Entries taken from a collection
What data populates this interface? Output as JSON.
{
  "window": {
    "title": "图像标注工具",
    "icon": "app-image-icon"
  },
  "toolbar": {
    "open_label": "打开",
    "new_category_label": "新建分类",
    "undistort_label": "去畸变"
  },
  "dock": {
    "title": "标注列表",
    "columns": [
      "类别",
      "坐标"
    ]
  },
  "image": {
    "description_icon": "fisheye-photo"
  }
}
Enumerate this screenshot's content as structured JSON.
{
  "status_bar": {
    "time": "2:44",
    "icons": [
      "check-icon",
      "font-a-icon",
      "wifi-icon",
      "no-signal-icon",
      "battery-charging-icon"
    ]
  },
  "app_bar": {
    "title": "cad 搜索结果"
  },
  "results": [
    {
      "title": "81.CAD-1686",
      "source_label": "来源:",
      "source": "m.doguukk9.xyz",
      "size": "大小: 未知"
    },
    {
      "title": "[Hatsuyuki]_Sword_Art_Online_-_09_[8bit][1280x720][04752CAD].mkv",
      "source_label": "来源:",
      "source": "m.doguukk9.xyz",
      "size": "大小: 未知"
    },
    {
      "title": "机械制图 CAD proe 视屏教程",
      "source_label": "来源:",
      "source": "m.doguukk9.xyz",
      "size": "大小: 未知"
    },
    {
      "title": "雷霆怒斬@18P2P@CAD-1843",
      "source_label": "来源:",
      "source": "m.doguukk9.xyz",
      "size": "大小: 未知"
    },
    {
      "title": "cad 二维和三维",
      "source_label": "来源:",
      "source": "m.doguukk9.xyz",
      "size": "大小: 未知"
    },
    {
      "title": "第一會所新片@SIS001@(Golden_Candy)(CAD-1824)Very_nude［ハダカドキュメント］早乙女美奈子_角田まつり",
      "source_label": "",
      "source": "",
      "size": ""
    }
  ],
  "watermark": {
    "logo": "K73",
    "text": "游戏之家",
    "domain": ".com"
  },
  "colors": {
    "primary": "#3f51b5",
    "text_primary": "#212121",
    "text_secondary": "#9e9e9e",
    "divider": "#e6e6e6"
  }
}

> _Stated exercise_: Print all of the data exactly as it was given.

> _Result of the task_:
What data populates this interface? Output as JSON.
{
  "window": {
    "title": "图像标注工具",
    "icon": "app-image-icon"
  },
  "toolbar": {
    "open_label": "打开",
    "new_category_label": "新建分类",
    "undistort_label": "去畸变"
  },
  "dock": {
    "title": "标注列表",
    "columns": [
      "类别",
      "坐标"
    ]
  },
  "image": {
    "description_icon": "fisheye-photo"
  }
}
Enumerate this screenshot's content as structured JSON.
{
  "status_bar": {
    "time": "2:44",
    "icons": [
      "check-icon",
      "font-a-icon",
      "wifi-icon",
      "no-signal-icon",
      "battery-charging-icon"
    ]
  },
  "app_bar": {
    "title": "cad 搜索结果"
  },
  "results": [
    {
      "title": "81.CAD-1686",
      "source_label": "来源:",
      "source": "m.doguukk9.xyz",
      "size": "大小: 未知"
    },
    {
      "title": "[Hatsuyuki]_Sword_Art_Online_-_09_[8bit][1280x720][04752CAD].mkv",
      "source_label": "来源:",
      "source": "m.doguukk9.xyz",
      "size": "大小: 未知"
    },
    {
      "title": "机械制图 CAD proe 视屏教程",
      "source_label": "来源:",
      "source": "m.doguukk9.xyz",
      "size": "大小: 未知"
    },
    {
      "title": "雷霆怒斬@18P2P@CAD-1843",
      "source_label": "来源:",
      "source": "m.doguukk9.xyz",
      "size": "大小: 未知"
    },
    {
      "title": "cad 二维和三维",
      "source_label": "来源:",
      "source": "m.doguukk9.xyz",
      "size": "大小: 未知"
    },
    {
      "title": "第一會所新片@SIS001@(Golden_Candy)(CAD-1824)Very_nude［ハダカドキュメント］早乙女美奈子_角田まつり",
      "source_label": "",
      "source": "",
      "size": ""
    }
  ],
  "watermark": {
    "logo": "K73",
    "text": "游戏之家",
    "domain": ".com"
  },
  "colors": {
    "primary": "#3f51b5",
    "text_primary": "#212121",
    "text_secondary": "#9e9e9e",
    "divider": "#e6e6e6"
  }
}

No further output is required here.